◆ Written request:
Each line that follows is to be retyped exactly.

◆ Supplied data:
□ □ □ □ □ □ □

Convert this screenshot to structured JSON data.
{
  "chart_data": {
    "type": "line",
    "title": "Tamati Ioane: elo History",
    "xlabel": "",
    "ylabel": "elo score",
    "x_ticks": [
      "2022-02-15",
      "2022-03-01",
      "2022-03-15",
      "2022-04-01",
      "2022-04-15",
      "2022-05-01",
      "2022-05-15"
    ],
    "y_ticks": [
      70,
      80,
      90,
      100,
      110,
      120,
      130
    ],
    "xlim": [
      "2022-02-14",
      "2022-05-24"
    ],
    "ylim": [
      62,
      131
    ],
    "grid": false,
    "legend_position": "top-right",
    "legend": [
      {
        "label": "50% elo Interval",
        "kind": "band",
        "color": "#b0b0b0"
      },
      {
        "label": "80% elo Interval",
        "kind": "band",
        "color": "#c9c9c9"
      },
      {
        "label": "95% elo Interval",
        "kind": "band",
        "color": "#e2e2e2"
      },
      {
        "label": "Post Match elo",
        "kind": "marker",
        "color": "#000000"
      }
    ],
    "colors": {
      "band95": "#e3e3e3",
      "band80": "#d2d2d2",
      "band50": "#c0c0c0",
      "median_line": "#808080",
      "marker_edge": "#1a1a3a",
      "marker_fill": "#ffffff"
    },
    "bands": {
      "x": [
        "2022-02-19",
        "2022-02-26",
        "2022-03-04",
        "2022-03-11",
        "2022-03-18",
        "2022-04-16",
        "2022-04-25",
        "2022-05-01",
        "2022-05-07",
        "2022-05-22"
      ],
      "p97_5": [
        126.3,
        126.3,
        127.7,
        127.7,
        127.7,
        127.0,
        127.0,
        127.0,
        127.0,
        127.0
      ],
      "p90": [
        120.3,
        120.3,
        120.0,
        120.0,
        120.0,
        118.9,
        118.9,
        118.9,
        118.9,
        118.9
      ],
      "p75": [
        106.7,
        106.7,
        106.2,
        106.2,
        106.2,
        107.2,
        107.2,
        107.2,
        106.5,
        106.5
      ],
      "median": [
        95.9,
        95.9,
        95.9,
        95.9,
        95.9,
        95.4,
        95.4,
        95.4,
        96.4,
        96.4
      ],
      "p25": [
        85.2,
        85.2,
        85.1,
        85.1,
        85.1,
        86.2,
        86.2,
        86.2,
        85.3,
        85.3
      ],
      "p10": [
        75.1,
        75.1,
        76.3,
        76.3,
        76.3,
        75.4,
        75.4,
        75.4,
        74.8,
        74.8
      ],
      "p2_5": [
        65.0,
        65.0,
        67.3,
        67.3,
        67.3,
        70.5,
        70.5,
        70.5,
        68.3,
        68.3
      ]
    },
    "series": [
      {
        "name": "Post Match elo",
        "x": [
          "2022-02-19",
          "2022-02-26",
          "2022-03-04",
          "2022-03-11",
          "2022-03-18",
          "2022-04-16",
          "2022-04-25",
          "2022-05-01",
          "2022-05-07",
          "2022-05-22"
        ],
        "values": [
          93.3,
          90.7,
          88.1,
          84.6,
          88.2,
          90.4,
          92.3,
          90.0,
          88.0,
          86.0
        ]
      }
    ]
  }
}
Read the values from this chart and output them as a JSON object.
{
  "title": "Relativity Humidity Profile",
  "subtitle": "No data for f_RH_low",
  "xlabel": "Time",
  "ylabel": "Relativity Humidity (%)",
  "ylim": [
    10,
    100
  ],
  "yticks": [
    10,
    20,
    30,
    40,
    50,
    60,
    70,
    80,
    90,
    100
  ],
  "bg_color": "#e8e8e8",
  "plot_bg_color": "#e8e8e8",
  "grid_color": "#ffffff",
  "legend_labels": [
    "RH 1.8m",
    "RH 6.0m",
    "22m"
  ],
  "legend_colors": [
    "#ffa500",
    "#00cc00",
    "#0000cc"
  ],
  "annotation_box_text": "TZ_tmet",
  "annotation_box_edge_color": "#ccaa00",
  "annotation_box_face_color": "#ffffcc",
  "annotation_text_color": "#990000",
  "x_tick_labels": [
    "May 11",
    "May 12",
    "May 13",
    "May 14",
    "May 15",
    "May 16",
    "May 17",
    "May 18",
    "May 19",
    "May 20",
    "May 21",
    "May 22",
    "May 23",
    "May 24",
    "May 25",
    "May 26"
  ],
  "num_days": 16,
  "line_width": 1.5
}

□ □ □ □ □ □ □

◆ Full output:
Convert this screenshot to structured JSON data.
{
  "chart_data": {
    "type": "line",
    "title": "Tamati Ioane: elo History",
    "xlabel": "",
    "ylabel": "elo score",
    "x_ticks": [
      "2022-02-15",
      "2022-03-01",
      "2022-03-15",
      "2022-04-01",
      "2022-04-15",
      "2022-05-01",
      "2022-05-15"
    ],
    "y_ticks": [
      70,
      80,
      90,
      100,
      110,
      120,
      130
    ],
    "xlim": [
      "2022-02-14",
      "2022-05-24"
    ],
    "ylim": [
      62,
      131
    ],
    "grid": false,
    "legend_position": "top-right",
    "legend": [
      {
        "label": "50% elo Interval",
        "kind": "band",
        "color": "#b0b0b0"
      },
      {
        "label": "80% elo Interval",
        "kind": "band",
        "color": "#c9c9c9"
      },
      {
        "label": "95% elo Interval",
        "kind": "band",
        "color": "#e2e2e2"
      },
      {
        "label": "Post Match elo",
        "kind": "marker",
        "color": "#000000"
      }
    ],
    "colors": {
      "band95": "#e3e3e3",
      "band80": "#d2d2d2",
      "band50": "#c0c0c0",
      "median_line": "#808080",
      "marker_edge": "#1a1a3a",
      "marker_fill": "#ffffff"
    },
    "bands": {
      "x": [
        "2022-02-19",
        "2022-02-26",
        "2022-03-04",
        "2022-03-11",
        "2022-03-18",
        "2022-04-16",
        "2022-04-25",
        "2022-05-01",
        "2022-05-07",
        "2022-05-22"
      ],
      "p97_5": [
        126.3,
        126.3,
        127.7,
        127.7,
        127.7,
        127.0,
        127.0,
        127.0,
        127.0,
        127.0
      ],
      "p90": [
        120.3,
        120.3,
        120.0,
        120.0,
        120.0,
        118.9,
        118.9,
        118.9,
        118.9,
        118.9
      ],
      "p75": [
        106.7,
        106.7,
        106.2,
        106.2,
        106.2,
        107.2,
        107.2,
        107.2,
        106.5,
        106.5
      ],
      "median": [
        95.9,
        95.9,
        95.9,
        95.9,
        95.9,
        95.4,
        95.4,
        95.4,
        96.4,
        96.4
      ],
      "p25": [
        85.2,
        85.2,
        85.1,
        85.1,
        85.1,
        86.2,
        86.2,
        86.2,
        85.3,
        85.3
      ],
      "p10": [
        75.1,
        75.1,
        76.3,
        76.3,
        76.3,
        75.4,
        75.4,
        75.4,
        74.8,
        74.8
      ],
      "p2_5": [
        65.0,
        65.0,
        67.3,
        67.3,
        67.3,
        70.5,
        70.5,
        70.5,
        68.3,
        68.3
      ]
    },
    "series": [
      {
        "name": "Post Match elo",
        "x": [
          "2022-02-19",
          "2022-02-26",
          "2022-03-04",
          "2022-03-11",
          "2022-03-18",
          "2022-04-16",
          "2022-04-25",
          "2022-05-01",
          "2022-05-07",
          "2022-05-22"
        ],
        "values": [
          93.3,
          90.7,
          88.1,
          84.6,
          88.2,
          90.4,
          92.3,
          90.0,
          88.0,
          86.0
        ]
      }
    ]
  }
}
Read the values from this chart and output them as a JSON object.
{
  "title": "Relativity Humidity Profile",
  "subtitle": "No data for f_RH_low",
  "xlabel": "Time",
  "ylabel": "Relativity Humidity (%)",
  "ylim": [
    10,
    100
  ],
  "yticks": [
    10,
    20,
    30,
    40,
    50,
    60,
    70,
    80,
    90,
    100
  ],
  "bg_color": "#e8e8e8",
  "plot_bg_color": "#e8e8e8",
  "grid_color": "#ffffff",
  "legend_labels": [
    "RH 1.8m",
    "RH 6.0m",
    "22m"
  ],
  "legend_colors": [
    "#ffa500",
    "#00cc00",
    "#0000cc"
  ],
  "annotation_box_text": "TZ_tmet",
  "annotation_box_edge_color": "#ccaa00",
  "annotation_box_face_color": "#ffffcc",
  "annotation_text_color": "#990000",
  "x_tick_labels": [
    "May 11",
    "May 12",
    "May 13",
    "May 14",
    "May 15",
    "May 16",
    "May 17",
    "May 18",
    "May 19",
    "May 20",
    "May 21",
    "May 22",
    "May 23",
    "May 24",
    "May 25",
    "May 26"
  ],
  "num_days": 16,
  "line_width": 1.5
}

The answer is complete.